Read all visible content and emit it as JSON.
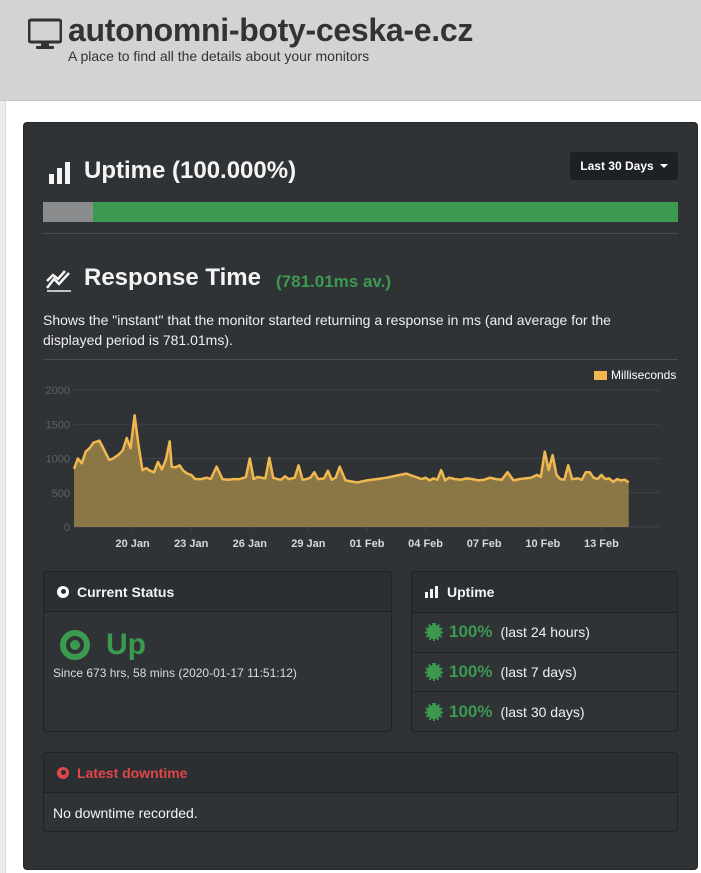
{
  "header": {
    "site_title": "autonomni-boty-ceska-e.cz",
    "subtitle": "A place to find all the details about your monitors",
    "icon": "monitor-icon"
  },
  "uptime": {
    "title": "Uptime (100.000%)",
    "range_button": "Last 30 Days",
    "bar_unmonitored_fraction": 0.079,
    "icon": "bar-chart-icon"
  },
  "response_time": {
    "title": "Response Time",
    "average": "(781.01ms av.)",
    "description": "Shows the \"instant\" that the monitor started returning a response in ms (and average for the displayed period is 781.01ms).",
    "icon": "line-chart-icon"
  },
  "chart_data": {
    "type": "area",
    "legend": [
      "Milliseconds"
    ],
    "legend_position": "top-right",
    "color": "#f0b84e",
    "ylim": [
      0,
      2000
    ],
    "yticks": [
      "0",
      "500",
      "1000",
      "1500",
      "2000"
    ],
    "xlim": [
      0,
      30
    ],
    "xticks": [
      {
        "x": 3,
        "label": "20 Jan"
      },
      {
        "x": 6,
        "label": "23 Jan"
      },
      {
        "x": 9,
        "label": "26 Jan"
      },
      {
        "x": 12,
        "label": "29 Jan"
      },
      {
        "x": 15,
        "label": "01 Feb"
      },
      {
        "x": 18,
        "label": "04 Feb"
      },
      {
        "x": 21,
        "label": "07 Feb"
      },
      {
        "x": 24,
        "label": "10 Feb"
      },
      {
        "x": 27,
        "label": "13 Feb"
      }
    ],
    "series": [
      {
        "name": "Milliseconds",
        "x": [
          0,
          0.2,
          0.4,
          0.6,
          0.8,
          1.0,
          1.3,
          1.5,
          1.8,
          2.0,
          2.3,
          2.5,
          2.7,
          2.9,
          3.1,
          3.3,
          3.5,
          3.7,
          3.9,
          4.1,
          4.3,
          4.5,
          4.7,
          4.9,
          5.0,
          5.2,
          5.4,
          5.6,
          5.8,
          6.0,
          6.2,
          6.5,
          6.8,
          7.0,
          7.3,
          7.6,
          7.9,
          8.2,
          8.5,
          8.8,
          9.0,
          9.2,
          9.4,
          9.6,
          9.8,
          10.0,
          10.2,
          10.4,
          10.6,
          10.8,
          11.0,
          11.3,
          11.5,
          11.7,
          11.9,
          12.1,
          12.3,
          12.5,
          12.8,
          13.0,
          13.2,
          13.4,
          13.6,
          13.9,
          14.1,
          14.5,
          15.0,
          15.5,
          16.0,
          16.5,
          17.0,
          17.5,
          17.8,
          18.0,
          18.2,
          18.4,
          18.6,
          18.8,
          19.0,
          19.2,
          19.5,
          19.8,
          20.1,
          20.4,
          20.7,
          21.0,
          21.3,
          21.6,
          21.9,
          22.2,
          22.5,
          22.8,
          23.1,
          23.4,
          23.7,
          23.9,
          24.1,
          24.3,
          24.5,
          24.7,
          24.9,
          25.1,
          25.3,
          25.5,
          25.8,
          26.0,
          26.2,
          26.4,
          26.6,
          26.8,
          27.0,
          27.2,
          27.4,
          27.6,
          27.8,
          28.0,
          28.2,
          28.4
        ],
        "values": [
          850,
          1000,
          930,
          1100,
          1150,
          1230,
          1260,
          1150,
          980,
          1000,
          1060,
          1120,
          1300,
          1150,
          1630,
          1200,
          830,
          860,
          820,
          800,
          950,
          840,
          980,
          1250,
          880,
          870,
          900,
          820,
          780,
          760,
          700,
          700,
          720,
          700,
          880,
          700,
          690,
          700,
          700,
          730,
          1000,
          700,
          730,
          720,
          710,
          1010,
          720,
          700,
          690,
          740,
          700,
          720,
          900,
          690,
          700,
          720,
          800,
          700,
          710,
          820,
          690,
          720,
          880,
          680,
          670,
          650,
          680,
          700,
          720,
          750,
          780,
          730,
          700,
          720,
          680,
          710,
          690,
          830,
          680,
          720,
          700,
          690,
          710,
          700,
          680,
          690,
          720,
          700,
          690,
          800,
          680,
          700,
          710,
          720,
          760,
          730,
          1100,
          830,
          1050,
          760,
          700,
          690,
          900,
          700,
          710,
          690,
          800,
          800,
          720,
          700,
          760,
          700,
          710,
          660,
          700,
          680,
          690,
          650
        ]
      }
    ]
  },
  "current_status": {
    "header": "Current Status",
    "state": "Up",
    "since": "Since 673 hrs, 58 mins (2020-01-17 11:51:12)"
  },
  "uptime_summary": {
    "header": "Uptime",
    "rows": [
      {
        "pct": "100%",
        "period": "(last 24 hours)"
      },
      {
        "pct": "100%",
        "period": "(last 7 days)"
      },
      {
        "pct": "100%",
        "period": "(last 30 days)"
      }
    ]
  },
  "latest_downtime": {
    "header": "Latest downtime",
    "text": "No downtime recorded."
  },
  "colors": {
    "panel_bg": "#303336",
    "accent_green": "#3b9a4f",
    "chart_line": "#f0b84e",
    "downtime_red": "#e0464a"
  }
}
==============================
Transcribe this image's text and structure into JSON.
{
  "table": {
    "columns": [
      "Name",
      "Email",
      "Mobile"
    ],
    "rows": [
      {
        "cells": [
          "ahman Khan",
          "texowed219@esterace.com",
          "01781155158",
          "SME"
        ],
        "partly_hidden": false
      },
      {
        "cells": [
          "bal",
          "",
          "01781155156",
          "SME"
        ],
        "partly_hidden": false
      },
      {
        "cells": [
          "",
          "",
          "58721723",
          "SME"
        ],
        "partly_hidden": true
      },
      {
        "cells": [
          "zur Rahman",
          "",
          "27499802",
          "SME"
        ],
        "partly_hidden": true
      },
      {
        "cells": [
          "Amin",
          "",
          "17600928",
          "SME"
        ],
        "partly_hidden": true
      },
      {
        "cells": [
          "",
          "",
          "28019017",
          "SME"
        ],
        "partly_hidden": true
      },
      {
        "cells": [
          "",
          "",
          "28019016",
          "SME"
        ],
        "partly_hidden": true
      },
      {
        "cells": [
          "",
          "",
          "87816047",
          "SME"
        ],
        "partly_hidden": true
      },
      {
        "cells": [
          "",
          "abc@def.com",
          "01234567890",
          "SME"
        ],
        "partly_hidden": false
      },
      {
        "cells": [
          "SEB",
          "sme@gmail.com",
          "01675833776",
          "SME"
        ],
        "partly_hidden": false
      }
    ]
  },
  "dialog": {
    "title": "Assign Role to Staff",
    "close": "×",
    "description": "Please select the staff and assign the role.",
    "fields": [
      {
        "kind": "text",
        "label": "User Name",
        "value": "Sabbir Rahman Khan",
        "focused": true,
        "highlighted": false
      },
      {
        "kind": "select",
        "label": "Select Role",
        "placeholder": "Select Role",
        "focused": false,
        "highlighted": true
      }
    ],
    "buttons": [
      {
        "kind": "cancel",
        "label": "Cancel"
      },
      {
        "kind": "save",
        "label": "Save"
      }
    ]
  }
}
==============================
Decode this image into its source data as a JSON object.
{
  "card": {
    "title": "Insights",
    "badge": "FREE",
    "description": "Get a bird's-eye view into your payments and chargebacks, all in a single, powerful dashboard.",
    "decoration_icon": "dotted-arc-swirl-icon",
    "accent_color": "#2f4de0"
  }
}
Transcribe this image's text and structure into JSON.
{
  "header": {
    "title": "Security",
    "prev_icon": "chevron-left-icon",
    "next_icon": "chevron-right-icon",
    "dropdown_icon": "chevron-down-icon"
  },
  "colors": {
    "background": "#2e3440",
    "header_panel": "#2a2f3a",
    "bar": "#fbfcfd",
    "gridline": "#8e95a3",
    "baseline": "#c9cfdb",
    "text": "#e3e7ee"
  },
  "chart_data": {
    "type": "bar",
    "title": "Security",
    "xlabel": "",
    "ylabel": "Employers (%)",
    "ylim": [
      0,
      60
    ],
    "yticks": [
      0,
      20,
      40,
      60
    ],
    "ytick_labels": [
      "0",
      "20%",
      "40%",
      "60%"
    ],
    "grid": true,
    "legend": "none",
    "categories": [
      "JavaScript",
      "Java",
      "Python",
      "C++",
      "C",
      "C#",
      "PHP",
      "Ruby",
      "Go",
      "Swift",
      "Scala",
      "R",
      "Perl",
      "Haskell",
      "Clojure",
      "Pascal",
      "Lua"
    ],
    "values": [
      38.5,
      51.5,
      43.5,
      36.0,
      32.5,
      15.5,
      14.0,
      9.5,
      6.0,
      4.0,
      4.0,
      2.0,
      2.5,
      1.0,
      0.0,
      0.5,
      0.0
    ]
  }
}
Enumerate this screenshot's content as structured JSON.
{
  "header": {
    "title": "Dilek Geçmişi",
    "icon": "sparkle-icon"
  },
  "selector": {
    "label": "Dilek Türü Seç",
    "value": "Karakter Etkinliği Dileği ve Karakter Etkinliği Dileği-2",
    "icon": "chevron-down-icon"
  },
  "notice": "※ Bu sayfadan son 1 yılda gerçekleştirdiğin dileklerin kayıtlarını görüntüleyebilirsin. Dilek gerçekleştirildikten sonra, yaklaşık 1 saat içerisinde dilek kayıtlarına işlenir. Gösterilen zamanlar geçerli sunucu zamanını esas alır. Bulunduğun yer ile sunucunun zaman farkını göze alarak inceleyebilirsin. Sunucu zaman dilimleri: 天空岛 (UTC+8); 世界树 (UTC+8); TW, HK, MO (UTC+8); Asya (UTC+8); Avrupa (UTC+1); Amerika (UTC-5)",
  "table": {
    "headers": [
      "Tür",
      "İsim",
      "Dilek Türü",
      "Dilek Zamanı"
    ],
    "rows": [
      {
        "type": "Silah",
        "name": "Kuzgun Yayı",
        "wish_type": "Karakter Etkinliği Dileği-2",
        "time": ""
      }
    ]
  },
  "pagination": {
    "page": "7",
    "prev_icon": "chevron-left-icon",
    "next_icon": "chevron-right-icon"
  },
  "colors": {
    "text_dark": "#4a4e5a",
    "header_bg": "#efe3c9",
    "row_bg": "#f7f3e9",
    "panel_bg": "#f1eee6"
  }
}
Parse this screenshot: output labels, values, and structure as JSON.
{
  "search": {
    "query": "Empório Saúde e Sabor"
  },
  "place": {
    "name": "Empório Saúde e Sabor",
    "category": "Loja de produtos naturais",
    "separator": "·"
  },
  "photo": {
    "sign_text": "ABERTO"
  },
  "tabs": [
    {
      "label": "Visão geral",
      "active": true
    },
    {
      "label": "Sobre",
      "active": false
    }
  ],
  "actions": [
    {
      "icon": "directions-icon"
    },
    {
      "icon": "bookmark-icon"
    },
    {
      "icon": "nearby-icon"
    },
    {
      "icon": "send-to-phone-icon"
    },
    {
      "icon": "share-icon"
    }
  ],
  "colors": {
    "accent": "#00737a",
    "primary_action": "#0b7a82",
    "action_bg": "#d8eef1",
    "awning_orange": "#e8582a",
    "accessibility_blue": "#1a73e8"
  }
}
==============================
• _TASK TO CARRY OUT_: Copy out every line from the data above that has "Karakter" in it.

• _RESPONSE_:
    "value": "Karakter Etkinliği Dileği ve Karakter Etkinliği Dileği-2",
        "wish_type": "Karakter Etkinliği Dileği-2",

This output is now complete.